[BRIEF]
Collect every line that includes the string "rapport".

[DATASET RECORDS]
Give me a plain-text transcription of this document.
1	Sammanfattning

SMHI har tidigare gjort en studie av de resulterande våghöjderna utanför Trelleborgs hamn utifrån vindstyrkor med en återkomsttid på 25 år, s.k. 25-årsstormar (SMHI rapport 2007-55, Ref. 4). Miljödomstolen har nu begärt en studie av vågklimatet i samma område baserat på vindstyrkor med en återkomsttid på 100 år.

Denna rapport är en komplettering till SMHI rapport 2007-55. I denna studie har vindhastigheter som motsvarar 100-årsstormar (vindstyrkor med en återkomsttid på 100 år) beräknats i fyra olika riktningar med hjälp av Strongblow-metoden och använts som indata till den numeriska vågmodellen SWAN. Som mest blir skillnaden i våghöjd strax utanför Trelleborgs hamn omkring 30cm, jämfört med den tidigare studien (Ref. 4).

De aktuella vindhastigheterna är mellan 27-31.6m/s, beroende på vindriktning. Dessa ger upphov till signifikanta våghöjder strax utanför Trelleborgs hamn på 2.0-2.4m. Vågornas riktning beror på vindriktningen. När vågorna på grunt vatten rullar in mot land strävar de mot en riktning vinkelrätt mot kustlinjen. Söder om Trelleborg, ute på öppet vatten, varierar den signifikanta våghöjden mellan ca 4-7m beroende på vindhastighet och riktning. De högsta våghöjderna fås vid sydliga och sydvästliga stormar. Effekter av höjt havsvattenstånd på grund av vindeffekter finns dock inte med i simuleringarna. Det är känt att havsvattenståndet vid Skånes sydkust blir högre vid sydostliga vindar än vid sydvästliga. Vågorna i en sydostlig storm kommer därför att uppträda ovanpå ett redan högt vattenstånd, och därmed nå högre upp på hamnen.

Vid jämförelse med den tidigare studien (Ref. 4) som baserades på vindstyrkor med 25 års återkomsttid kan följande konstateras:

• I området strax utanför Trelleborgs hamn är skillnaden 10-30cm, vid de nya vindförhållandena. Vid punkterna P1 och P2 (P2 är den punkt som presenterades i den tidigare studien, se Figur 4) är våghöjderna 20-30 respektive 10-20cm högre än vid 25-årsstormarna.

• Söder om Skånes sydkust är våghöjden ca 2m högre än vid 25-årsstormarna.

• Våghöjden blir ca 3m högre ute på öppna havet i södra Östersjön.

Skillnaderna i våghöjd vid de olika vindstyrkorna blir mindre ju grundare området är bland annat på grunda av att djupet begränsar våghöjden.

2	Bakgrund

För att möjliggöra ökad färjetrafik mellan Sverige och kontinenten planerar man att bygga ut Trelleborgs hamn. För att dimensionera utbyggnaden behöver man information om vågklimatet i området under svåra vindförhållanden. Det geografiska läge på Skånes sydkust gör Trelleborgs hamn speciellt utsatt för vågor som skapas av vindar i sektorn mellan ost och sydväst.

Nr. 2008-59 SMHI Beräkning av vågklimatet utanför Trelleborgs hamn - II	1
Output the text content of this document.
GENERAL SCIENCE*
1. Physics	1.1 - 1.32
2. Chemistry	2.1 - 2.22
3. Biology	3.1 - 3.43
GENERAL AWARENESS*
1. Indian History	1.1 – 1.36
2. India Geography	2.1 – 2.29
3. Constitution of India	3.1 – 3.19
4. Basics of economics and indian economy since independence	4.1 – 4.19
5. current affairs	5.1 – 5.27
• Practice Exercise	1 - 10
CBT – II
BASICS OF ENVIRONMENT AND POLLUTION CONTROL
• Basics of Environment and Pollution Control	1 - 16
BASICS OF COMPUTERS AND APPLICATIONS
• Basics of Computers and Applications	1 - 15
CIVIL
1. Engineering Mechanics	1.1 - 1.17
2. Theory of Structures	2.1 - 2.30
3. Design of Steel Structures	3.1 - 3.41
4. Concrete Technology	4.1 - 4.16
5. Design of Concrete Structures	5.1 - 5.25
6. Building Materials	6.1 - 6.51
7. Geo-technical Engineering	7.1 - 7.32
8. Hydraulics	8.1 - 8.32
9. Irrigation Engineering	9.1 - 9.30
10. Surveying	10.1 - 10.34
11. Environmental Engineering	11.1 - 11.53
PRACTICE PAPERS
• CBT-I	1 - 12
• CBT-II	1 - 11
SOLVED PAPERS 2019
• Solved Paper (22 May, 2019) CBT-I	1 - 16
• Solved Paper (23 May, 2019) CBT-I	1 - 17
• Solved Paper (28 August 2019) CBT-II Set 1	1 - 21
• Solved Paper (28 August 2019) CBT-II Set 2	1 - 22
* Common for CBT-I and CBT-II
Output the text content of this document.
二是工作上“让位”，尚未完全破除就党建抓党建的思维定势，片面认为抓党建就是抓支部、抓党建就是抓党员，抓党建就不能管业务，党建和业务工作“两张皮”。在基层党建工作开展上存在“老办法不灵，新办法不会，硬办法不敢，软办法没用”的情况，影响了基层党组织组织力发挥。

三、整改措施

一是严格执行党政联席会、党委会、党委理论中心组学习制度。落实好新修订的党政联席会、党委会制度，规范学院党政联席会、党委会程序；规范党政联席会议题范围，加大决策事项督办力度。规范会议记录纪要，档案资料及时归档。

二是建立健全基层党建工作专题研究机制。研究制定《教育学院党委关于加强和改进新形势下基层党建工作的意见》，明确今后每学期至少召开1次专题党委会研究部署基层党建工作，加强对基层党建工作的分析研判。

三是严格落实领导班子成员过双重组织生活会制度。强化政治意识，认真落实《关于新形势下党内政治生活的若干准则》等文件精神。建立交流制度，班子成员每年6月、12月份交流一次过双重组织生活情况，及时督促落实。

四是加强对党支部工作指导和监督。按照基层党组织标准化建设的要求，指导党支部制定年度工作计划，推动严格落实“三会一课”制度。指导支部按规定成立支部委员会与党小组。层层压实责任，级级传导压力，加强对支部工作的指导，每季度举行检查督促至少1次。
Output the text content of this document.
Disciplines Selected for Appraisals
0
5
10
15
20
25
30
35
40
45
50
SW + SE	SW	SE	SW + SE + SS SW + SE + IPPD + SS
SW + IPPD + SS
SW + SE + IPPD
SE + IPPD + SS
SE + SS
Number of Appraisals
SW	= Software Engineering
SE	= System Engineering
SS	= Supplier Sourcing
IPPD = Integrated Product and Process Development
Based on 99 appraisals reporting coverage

[EXPECTED ANSWER]
SMHI har tidigare gjort en studie av de resulterande våghöjderna utanför Trelleborgs hamn utifrån vindstyrkor med en återkomsttid på 25 år, s.k. 25-årsstormar (SMHI rapport 2007-55, Ref. 4). Miljödomstolen har nu begärt en studie av vågklimatet i samma område baserat på vindstyrkor med en återkomsttid på 100 år.
Denna rapport är en komplettering till SMHI rapport 2007-55. I denna studie har vindhastigheter som motsvarar 100-årsstormar (vindstyrkor med en återkomsttid på 100 år) beräknats i fyra olika riktningar med hjälp av Strongblow-metoden och använts som indata till den numeriska vågmodellen SWAN. Som mest blir skillnaden i våghöjd strax utanför Trelleborgs hamn omkring 30cm, jämfört med den tidigare studien (Ref. 4).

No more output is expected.